-- BEGIN Dataset excerpts --

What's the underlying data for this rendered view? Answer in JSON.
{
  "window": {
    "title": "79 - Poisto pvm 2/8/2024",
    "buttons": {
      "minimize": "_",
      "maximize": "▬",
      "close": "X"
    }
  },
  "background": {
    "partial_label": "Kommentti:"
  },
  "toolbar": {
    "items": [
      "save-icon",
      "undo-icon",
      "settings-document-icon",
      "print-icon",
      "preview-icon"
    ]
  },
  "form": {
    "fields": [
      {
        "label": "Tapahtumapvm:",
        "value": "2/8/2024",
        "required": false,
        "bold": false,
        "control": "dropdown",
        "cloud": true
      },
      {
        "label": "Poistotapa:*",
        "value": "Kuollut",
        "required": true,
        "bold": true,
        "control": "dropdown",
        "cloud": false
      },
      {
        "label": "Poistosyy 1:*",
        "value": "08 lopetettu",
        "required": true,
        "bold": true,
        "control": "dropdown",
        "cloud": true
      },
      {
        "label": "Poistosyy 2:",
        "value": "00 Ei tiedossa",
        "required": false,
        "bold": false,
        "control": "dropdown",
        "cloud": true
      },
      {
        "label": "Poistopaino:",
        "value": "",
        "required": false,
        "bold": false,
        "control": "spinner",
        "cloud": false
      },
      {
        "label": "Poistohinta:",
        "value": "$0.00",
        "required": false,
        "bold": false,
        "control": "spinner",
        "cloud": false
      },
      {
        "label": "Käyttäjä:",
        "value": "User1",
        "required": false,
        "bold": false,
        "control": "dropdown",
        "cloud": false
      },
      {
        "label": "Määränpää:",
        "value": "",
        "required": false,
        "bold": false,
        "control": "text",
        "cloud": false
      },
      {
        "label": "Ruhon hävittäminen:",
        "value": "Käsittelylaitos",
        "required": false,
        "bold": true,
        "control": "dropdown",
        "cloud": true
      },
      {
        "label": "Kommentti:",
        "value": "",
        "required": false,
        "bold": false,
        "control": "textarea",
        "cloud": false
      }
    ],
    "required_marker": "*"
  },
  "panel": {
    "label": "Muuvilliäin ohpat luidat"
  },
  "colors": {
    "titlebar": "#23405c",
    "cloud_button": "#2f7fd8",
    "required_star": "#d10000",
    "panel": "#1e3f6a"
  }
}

-- END Dataset excerpts --

## Set exercise
Scan the material above for the string "icon" and report each line where you find it.

## Written reply
      "save-icon",
      "undo-icon",
      "settings-document-icon",
      "print-icon",
      "preview-icon"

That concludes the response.